#### Problem requirements
Locate and copy all lines bearing the word "feiten".

#### Information given
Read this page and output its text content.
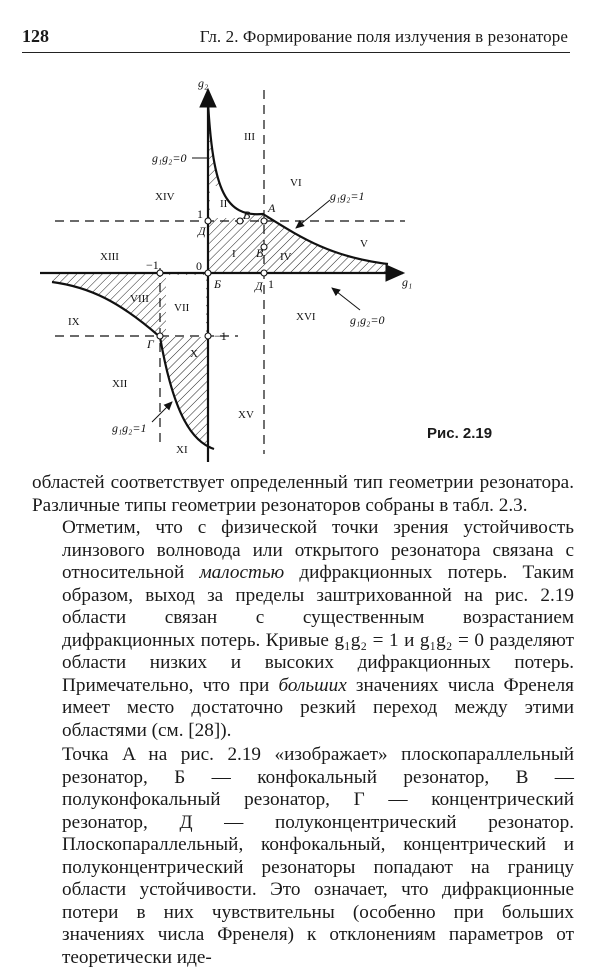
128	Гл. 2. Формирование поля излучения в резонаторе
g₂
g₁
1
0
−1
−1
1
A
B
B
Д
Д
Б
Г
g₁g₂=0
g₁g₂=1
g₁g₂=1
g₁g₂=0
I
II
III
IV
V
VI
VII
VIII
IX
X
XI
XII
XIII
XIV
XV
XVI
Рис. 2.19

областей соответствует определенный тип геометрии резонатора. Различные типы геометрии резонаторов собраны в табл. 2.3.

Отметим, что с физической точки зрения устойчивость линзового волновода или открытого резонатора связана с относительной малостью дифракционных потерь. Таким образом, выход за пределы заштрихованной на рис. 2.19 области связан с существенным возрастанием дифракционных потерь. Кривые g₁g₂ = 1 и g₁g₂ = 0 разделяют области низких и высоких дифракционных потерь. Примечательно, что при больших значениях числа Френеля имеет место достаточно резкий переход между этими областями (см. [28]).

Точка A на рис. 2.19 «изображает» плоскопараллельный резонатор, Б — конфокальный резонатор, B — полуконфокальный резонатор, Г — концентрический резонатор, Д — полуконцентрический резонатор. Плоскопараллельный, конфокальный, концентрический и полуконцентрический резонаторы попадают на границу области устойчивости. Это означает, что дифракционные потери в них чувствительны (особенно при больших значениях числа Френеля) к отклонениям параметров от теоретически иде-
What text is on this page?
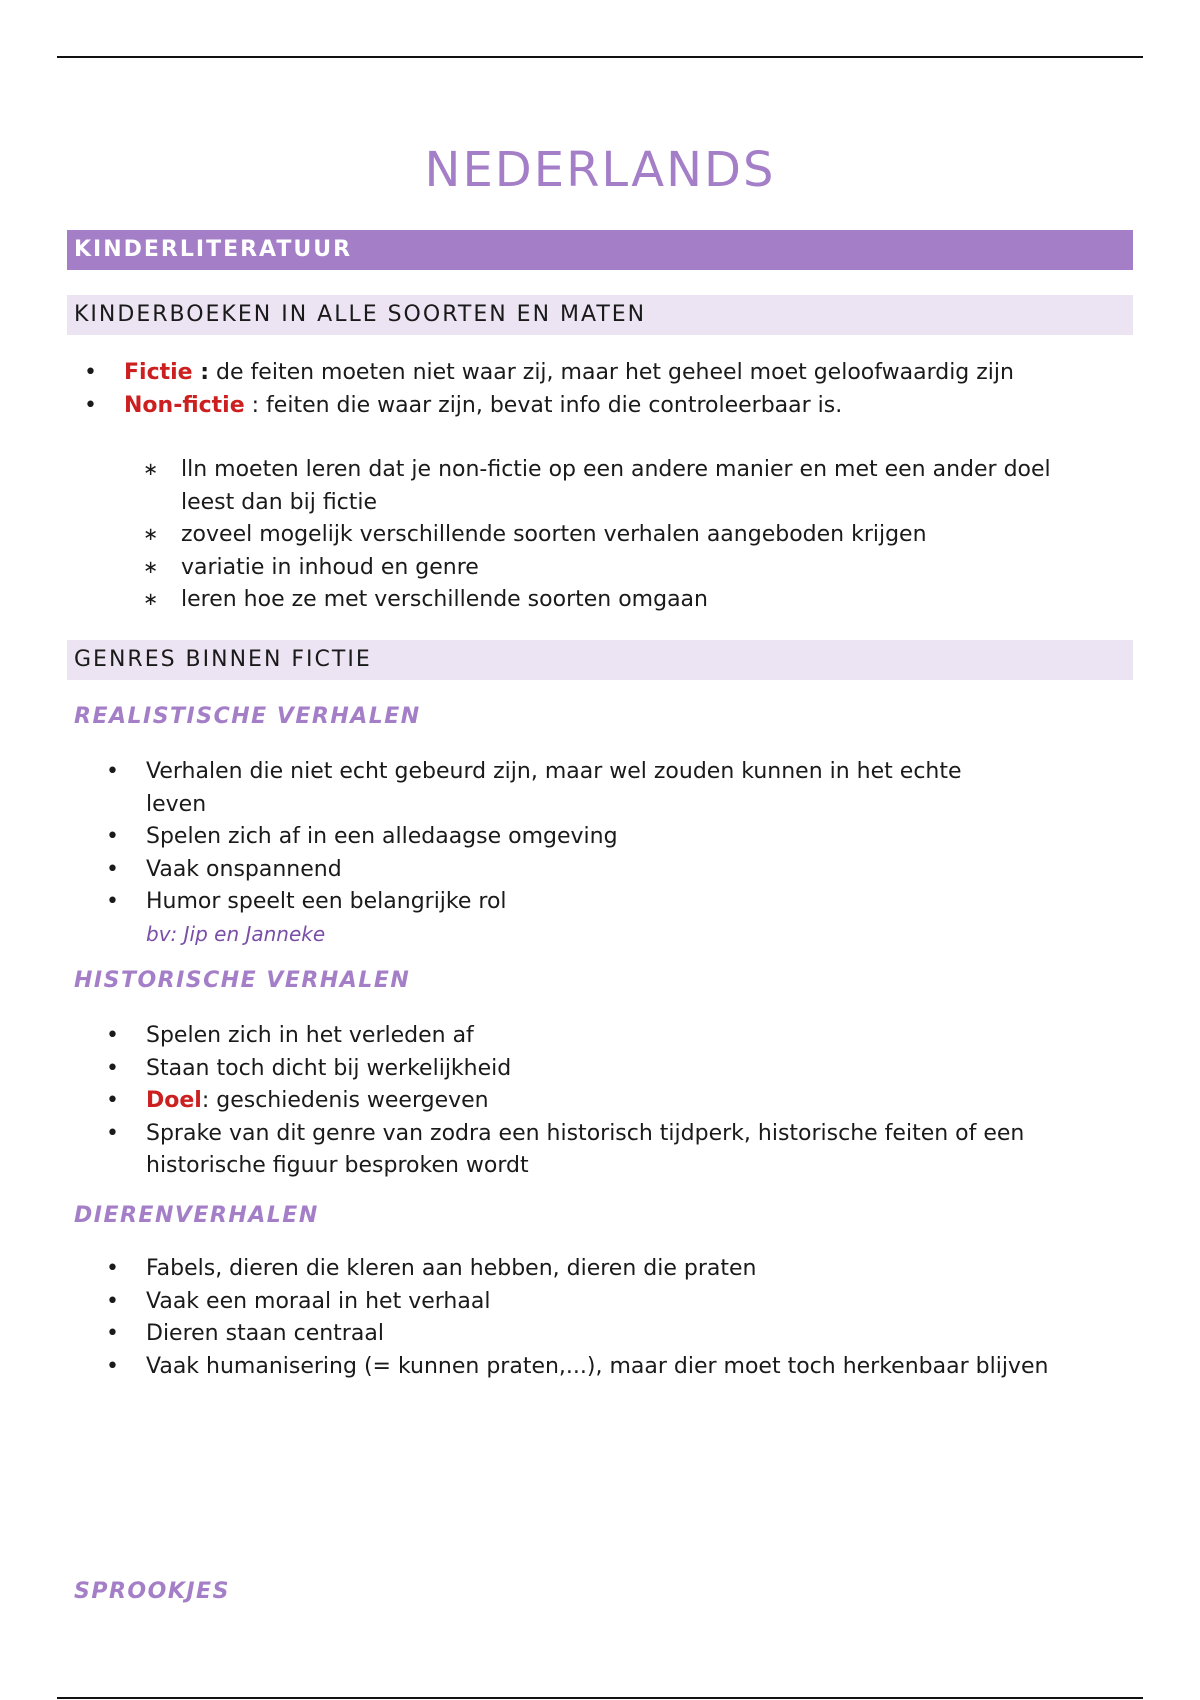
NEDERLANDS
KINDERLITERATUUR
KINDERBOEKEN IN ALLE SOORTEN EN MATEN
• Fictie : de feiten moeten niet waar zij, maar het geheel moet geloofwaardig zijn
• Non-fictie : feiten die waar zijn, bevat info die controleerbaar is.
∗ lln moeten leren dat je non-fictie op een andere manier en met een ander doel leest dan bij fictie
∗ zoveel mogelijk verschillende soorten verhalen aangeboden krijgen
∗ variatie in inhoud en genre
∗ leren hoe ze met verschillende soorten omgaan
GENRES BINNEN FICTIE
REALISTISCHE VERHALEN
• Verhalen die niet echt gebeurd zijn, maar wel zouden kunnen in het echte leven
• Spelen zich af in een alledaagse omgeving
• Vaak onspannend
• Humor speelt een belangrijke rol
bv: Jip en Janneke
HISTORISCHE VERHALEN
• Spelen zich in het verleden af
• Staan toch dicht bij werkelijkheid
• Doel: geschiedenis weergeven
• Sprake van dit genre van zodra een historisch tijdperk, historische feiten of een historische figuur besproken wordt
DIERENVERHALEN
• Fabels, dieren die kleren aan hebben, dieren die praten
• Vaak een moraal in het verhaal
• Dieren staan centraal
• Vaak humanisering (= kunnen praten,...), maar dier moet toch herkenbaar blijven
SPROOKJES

==

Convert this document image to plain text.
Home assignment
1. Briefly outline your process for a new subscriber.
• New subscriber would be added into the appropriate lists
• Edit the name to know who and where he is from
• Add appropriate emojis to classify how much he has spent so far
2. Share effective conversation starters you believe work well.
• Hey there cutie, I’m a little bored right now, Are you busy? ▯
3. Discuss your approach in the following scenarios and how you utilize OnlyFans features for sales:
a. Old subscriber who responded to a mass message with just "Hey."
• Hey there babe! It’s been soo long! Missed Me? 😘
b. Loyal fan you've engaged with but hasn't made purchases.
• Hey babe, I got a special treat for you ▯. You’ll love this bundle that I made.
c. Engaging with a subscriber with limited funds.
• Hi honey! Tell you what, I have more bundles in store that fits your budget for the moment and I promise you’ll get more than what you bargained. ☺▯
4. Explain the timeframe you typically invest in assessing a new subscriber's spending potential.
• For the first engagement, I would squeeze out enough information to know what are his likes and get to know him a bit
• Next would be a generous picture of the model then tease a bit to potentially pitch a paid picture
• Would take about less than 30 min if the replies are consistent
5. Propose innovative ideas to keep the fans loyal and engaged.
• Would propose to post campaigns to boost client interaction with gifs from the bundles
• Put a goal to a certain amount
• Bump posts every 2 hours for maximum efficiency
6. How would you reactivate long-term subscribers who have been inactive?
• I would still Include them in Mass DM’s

#### Solution for this exercise
• Fictie : de feiten moeten niet waar zij, maar het geheel moet geloofwaardig zijn
• Non-fictie : feiten die waar zijn, bevat info die controleerbaar is.
• Sprake van dit genre van zodra een historisch tijdperk, historische feiten of een historische figuur besproken wordt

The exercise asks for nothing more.